Prompt -
The listing below should be written out exactly; please include all of it.

Dataset rows -

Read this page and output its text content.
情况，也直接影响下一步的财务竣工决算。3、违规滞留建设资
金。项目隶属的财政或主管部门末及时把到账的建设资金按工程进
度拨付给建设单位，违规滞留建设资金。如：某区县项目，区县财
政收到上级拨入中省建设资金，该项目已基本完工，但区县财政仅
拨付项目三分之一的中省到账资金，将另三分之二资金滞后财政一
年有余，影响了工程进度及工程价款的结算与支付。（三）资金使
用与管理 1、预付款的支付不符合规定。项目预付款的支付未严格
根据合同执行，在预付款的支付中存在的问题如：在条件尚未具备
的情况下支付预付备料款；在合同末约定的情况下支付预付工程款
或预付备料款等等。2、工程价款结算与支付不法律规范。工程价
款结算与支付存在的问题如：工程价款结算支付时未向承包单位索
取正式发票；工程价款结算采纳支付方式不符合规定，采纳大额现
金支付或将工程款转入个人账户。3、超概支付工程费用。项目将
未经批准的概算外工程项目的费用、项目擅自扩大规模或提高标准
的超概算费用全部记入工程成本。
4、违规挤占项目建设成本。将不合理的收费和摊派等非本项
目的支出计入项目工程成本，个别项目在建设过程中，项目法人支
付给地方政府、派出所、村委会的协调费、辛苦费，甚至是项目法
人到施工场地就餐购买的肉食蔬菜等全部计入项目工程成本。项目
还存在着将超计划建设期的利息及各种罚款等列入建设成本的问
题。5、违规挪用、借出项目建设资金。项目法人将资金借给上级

Output of the exercise -
Read this page and output its text content.
情况，也直接影响下一步的财务竣工决算。3、违规滞留建设资
金。项目隶属的财政或主管部门末及时把到账的建设资金按工程进
度拨付给建设单位，违规滞留建设资金。如：某区县项目，区县财
政收到上级拨入中省建设资金，该项目已基本完工，但区县财政仅
拨付项目三分之一的中省到账资金，将另三分之二资金滞后财政一
年有余，影响了工程进度及工程价款的结算与支付。（三）资金使
用与管理 1、预付款的支付不符合规定。项目预付款的支付未严格
根据合同执行，在预付款的支付中存在的问题如：在条件尚未具备
的情况下支付预付备料款；在合同末约定的情况下支付预付工程款
或预付备料款等等。2、工程价款结算与支付不法律规范。工程价
款结算与支付存在的问题如：工程价款结算支付时未向承包单位索
取正式发票；工程价款结算采纳支付方式不符合规定，采纳大额现
金支付或将工程款转入个人账户。3、超概支付工程费用。项目将
未经批准的概算外工程项目的费用、项目擅自扩大规模或提高标准
的超概算费用全部记入工程成本。
4、违规挤占项目建设成本。将不合理的收费和摊派等非本项
目的支出计入项目工程成本，个别项目在建设过程中，项目法人支
付给地方政府、派出所、村委会的协调费、辛苦费，甚至是项目法
人到施工场地就餐购买的肉食蔬菜等全部计入项目工程成本。项目
还存在着将超计划建设期的利息及各种罚款等列入建设成本的问
题。5、违规挪用、借出项目建设资金。项目法人将资金借给上级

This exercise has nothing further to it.